[Dataset entries for page text]
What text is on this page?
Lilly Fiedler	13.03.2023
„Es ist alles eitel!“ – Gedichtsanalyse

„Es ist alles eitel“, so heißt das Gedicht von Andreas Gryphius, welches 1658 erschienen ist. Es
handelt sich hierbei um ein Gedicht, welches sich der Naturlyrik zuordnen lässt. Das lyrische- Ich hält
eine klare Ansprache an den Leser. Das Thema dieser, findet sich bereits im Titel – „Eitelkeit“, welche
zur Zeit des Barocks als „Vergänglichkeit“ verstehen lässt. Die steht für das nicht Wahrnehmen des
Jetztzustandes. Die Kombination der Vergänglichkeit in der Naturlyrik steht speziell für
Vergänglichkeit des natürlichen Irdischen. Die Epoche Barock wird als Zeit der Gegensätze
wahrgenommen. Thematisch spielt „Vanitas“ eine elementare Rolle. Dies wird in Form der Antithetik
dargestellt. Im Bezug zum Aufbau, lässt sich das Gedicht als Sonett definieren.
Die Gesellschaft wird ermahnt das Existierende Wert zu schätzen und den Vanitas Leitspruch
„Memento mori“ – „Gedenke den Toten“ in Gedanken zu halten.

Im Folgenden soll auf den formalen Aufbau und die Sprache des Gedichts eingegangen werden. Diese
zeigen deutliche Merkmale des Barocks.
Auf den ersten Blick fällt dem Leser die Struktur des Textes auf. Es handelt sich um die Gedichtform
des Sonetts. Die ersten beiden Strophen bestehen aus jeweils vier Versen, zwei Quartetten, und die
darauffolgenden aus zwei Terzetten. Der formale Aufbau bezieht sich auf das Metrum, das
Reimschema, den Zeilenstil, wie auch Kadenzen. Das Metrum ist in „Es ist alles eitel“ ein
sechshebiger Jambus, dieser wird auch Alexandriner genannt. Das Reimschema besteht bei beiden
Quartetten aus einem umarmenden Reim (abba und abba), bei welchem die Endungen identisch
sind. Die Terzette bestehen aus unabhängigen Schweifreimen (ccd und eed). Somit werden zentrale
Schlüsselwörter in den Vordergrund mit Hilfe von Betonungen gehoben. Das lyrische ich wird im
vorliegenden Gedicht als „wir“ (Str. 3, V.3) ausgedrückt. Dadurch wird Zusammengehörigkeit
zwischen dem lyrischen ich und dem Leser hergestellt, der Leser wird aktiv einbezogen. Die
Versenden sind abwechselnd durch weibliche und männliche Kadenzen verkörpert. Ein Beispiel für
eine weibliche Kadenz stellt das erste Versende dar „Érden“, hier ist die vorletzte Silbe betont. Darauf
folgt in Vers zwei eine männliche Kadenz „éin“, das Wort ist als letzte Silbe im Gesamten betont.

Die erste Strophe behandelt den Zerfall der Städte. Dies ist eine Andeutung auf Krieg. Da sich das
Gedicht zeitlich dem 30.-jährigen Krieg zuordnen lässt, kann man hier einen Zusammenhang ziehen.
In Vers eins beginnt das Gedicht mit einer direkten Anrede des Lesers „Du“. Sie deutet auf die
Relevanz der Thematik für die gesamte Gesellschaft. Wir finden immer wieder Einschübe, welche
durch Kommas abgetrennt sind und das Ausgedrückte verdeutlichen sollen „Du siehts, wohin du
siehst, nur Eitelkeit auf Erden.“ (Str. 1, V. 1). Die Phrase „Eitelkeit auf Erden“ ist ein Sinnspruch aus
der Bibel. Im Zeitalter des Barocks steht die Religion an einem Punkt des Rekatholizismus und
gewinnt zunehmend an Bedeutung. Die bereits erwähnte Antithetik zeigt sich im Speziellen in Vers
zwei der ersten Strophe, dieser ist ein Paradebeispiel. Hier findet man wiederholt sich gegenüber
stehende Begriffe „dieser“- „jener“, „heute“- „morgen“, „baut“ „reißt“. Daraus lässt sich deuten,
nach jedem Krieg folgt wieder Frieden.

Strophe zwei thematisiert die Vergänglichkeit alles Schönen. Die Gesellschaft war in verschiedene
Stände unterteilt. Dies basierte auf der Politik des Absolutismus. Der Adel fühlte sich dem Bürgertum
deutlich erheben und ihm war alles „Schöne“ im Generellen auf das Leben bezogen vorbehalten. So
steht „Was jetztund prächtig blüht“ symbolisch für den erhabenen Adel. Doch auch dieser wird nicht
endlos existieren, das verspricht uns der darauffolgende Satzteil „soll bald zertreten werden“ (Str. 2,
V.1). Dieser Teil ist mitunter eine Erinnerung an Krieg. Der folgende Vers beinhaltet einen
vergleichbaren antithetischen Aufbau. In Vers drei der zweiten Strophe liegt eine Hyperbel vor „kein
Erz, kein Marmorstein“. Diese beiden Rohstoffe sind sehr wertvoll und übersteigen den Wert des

WHAT TO DO -> Go through the entries. Report every line that contains the word "bereits".

RESULT ->
eine klare Ansprache an den Leser. Das Thema dieser, findet sich bereits im Titel – „Eitelkeit“, welche
gewinnt zunehmend an Bedeutung. Die bereits erwähnte Antithetik zeigt sich im Speziellen in Vers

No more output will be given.